OBJECTIVE. All records are to be retyped faithfully and completely.

'''

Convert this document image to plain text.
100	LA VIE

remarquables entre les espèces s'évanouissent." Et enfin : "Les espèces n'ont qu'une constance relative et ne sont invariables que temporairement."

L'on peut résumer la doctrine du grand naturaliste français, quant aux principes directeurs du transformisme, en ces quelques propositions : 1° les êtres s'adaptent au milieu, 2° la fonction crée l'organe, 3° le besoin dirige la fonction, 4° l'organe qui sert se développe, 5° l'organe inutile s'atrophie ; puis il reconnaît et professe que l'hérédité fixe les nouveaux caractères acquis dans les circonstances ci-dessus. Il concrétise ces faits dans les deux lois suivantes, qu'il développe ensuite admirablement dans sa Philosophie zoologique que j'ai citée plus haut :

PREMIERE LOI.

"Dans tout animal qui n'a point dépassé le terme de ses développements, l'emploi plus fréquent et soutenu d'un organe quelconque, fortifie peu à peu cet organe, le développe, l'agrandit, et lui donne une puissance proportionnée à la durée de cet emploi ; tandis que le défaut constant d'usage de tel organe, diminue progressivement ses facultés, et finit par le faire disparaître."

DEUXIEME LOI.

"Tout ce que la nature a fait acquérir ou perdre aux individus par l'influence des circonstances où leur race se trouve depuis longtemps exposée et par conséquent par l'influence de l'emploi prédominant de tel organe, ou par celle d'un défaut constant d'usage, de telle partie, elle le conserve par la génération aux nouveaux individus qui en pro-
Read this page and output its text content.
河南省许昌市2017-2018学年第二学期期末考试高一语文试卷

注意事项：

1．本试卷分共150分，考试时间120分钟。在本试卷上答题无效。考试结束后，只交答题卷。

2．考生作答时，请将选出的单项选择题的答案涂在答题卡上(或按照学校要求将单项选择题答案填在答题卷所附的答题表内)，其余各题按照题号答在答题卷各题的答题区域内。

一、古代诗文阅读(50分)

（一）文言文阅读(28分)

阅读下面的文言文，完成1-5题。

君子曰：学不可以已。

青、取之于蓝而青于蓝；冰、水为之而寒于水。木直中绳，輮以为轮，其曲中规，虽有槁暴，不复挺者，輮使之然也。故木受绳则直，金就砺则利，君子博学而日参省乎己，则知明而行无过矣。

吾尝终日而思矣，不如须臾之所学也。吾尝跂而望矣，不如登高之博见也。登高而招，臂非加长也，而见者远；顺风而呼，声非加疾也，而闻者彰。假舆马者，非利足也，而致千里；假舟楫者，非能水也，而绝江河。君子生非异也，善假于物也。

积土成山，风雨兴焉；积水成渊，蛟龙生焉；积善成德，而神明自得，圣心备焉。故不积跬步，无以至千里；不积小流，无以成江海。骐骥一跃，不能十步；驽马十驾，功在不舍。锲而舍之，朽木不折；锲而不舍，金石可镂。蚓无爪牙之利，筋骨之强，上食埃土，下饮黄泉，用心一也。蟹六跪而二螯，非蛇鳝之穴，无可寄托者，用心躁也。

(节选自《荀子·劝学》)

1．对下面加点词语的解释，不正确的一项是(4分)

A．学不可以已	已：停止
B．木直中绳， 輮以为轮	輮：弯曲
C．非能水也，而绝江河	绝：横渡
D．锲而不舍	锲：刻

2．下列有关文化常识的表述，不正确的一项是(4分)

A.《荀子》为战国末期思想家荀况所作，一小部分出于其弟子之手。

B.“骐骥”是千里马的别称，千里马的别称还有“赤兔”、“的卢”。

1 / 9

'''

EXERCISE RESPONSE.
Convert this document image to plain text.
100	LA VIE

remarquables entre les espèces s'évanouissent." Et enfin : "Les espèces n'ont qu'une constance relative et ne sont invariables que temporairement."

L'on peut résumer la doctrine du grand naturaliste français, quant aux principes directeurs du transformisme, en ces quelques propositions : 1° les êtres s'adaptent au milieu, 2° la fonction crée l'organe, 3° le besoin dirige la fonction, 4° l'organe qui sert se développe, 5° l'organe inutile s'atrophie ; puis il reconnaît et professe que l'hérédité fixe les nouveaux caractères acquis dans les circonstances ci-dessus. Il concrétise ces faits dans les deux lois suivantes, qu'il développe ensuite admirablement dans sa Philosophie zoologique que j'ai citée plus haut :

PREMIERE LOI.

"Dans tout animal qui n'a point dépassé le terme de ses développements, l'emploi plus fréquent et soutenu d'un organe quelconque, fortifie peu à peu cet organe, le développe, l'agrandit, et lui donne une puissance proportionnée à la durée de cet emploi ; tandis que le défaut constant d'usage de tel organe, diminue progressivement ses facultés, et finit par le faire disparaître."

DEUXIEME LOI.

"Tout ce que la nature a fait acquérir ou perdre aux individus par l'influence des circonstances où leur race se trouve depuis longtemps exposée et par conséquent par l'influence de l'emploi prédominant de tel organe, ou par celle d'un défaut constant d'usage, de telle partie, elle le conserve par la génération aux nouveaux individus qui en pro-
Read this page and output its text content.
河南省许昌市2017-2018学年第二学期期末考试高一语文试卷

注意事项：

1．本试卷分共150分，考试时间120分钟。在本试卷上答题无效。考试结束后，只交答题卷。

2．考生作答时，请将选出的单项选择题的答案涂在答题卡上(或按照学校要求将单项选择题答案填在答题卷所附的答题表内)，其余各题按照题号答在答题卷各题的答题区域内。

一、古代诗文阅读(50分)

（一）文言文阅读(28分)

阅读下面的文言文，完成1-5题。

君子曰：学不可以已。

青、取之于蓝而青于蓝；冰、水为之而寒于水。木直中绳，輮以为轮，其曲中规，虽有槁暴，不复挺者，輮使之然也。故木受绳则直，金就砺则利，君子博学而日参省乎己，则知明而行无过矣。

吾尝终日而思矣，不如须臾之所学也。吾尝跂而望矣，不如登高之博见也。登高而招，臂非加长也，而见者远；顺风而呼，声非加疾也，而闻者彰。假舆马者，非利足也，而致千里；假舟楫者，非能水也，而绝江河。君子生非异也，善假于物也。

积土成山，风雨兴焉；积水成渊，蛟龙生焉；积善成德，而神明自得，圣心备焉。故不积跬步，无以至千里；不积小流，无以成江海。骐骥一跃，不能十步；驽马十驾，功在不舍。锲而舍之，朽木不折；锲而不舍，金石可镂。蚓无爪牙之利，筋骨之强，上食埃土，下饮黄泉，用心一也。蟹六跪而二螯，非蛇鳝之穴，无可寄托者，用心躁也。

(节选自《荀子·劝学》)

1．对下面加点词语的解释，不正确的一项是(4分)

A．学不可以已	已：停止
B．木直中绳， 輮以为轮	輮：弯曲
C．非能水也，而绝江河	绝：横渡
D．锲而不舍	锲：刻

2．下列有关文化常识的表述，不正确的一项是(4分)

A.《荀子》为战国末期思想家荀况所作，一小部分出于其弟子之手。

B.“骐骥”是千里马的别称，千里马的别称还有“赤兔”、“的卢”。

1 / 9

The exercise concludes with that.